Aim of the task:
Omit every picture while repeating the entries exactly.

Dataset entries:

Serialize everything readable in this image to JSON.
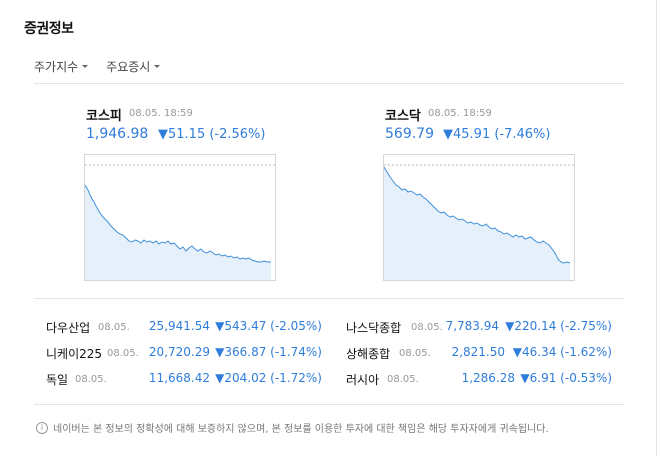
{
  "title": "증권정보",
  "tabs": [
    {
      "label": "주가지수"
    },
    {
      "label": "주요증시"
    }
  ],
  "indices": [
    {
      "name": "코스피",
      "time": "08.05. 18:59",
      "value": "1,946.98",
      "change": "▼51.15 (-2.56%)"
    },
    {
      "name": "코스닥",
      "time": "08.05. 18:59",
      "value": "569.79",
      "change": "▼45.91 (-7.46%)"
    }
  ],
  "markets": [
    {
      "name": "다우산업",
      "date": "08.05.",
      "value": "25,941.54",
      "change": "▼543.47 (-2.05%)"
    },
    {
      "name": "나스닥종합",
      "date": "08.05.",
      "value": "7,783.94",
      "change": "▼220.14 (-2.75%)"
    },
    {
      "name": "니케이225",
      "date": "08.05.",
      "value": "20,720.29",
      "change": "▼366.87 (-1.74%)"
    },
    {
      "name": "상해종합",
      "date": "08.05.",
      "value": "2,821.50",
      "change": "▼46.34 (-1.62%)"
    },
    {
      "name": "독일",
      "date": "08.05.",
      "value": "11,668.42",
      "change": "▼204.02 (-1.72%)"
    },
    {
      "name": "러시아",
      "date": "08.05.",
      "value": "1,286.28",
      "change": "▼6.91 (-0.53%)"
    }
  ],
  "notice": "네이버는 본 정보의 정확성에 대해 보증하지 않으며, 본 정보를 이용한 투자에 대한 책임은 해당 투자자에게 귀속됩니다.",
  "colors": {
    "down": "#2f7ddb",
    "chart_fill": "#e6f0fb"
  }
}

Response:
Serialize everything readable in this image to JSON.
{
  "title": "증권정보",
  "tabs": [
    {
      "label": "주가지수"
    },
    {
      "label": "주요증시"
    }
  ],
  "indices": [
    {
      "name": "코스피",
      "time": "08.05. 18:59",
      "value": "1,946.98",
      "change": "▼51.15 (-2.56%)"
    },
    {
      "name": "코스닥",
      "time": "08.05. 18:59",
      "value": "569.79",
      "change": "▼45.91 (-7.46%)"
    }
  ],
  "markets": [
    {
      "name": "다우산업",
      "date": "08.05.",
      "value": "25,941.54",
      "change": "▼543.47 (-2.05%)"
    },
    {
      "name": "나스닥종합",
      "date": "08.05.",
      "value": "7,783.94",
      "change": "▼220.14 (-2.75%)"
    },
    {
      "name": "니케이225",
      "date": "08.05.",
      "value": "20,720.29",
      "change": "▼366.87 (-1.74%)"
    },
    {
      "name": "상해종합",
      "date": "08.05.",
      "value": "2,821.50",
      "change": "▼46.34 (-1.62%)"
    },
    {
      "name": "독일",
      "date": "08.05.",
      "value": "11,668.42",
      "change": "▼204.02 (-1.72%)"
    },
    {
      "name": "러시아",
      "date": "08.05.",
      "value": "1,286.28",
      "change": "▼6.91 (-0.53%)"
    }
  ],
  "notice": "네이버는 본 정보의 정확성에 대해 보증하지 않으며, 본 정보를 이용한 투자에 대한 책임은 해당 투자자에게 귀속됩니다.",
  "colors": {
    "down": "#2f7ddb",
    "chart_fill": "#e6f0fb"
  }
}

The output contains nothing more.